### Stated goal
Return all lines below containing the word "plików".

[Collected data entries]
────────
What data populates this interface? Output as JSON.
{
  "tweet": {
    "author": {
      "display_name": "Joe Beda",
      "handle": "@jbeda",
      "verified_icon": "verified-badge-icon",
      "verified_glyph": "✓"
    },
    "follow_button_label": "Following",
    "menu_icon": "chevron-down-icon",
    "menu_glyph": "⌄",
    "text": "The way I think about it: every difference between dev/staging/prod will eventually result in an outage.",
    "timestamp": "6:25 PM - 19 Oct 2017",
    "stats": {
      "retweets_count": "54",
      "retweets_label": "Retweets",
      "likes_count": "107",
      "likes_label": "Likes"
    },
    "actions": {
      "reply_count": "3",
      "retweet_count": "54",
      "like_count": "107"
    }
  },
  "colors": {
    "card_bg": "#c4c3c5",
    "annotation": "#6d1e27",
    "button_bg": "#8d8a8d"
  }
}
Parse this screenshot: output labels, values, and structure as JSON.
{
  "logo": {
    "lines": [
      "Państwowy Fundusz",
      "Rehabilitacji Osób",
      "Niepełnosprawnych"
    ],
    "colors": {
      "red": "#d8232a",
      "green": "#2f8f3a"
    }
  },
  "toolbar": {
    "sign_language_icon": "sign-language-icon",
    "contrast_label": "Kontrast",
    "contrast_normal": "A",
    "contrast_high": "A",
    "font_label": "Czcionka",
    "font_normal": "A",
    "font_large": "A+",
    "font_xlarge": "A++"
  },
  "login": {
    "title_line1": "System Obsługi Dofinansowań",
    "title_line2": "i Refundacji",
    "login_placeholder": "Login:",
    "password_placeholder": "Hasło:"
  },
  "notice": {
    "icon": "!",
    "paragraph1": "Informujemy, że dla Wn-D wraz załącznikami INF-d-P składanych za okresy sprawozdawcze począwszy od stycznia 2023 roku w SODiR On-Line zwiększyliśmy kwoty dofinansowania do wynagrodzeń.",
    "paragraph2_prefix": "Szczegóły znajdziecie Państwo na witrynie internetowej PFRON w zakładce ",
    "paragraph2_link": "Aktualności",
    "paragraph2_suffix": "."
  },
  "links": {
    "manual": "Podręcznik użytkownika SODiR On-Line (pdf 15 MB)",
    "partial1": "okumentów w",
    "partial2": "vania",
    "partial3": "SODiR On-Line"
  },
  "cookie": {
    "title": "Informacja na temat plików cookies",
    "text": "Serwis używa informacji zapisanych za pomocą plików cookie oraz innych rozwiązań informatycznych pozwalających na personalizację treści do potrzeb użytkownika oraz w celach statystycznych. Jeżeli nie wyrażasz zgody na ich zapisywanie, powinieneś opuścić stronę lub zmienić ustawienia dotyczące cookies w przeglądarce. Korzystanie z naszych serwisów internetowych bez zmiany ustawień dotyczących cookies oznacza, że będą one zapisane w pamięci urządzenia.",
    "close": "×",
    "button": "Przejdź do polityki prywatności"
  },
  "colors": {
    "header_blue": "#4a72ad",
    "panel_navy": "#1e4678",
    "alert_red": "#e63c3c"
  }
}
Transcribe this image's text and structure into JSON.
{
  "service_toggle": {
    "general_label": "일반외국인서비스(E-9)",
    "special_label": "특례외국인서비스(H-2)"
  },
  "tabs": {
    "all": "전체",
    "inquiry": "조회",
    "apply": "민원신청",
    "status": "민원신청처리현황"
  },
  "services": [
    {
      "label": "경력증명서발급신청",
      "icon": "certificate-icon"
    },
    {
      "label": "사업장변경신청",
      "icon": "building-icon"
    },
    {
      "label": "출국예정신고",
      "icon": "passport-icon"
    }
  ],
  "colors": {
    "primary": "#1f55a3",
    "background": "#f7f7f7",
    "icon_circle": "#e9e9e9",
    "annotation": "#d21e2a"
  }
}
────────
### Task response
    "title": "Informacja na temat plików cookies",
    "text": "Serwis używa informacji zapisanych za pomocą plików cookie oraz innych rozwiązań informatycznych pozwalających na personalizację treści do potrzeb użytkownika oraz w celach statystycznych. Jeżeli nie wyrażasz zgody na ich zapisywanie, powinieneś opuścić stronę lub zmienić ustawienia dotyczące cookies w przeglądarce. Korzystanie z naszych serwisów internetowych bez zmiany ustawień dotyczących cookies oznacza, że będą one zapisane w pamięci urządzenia.",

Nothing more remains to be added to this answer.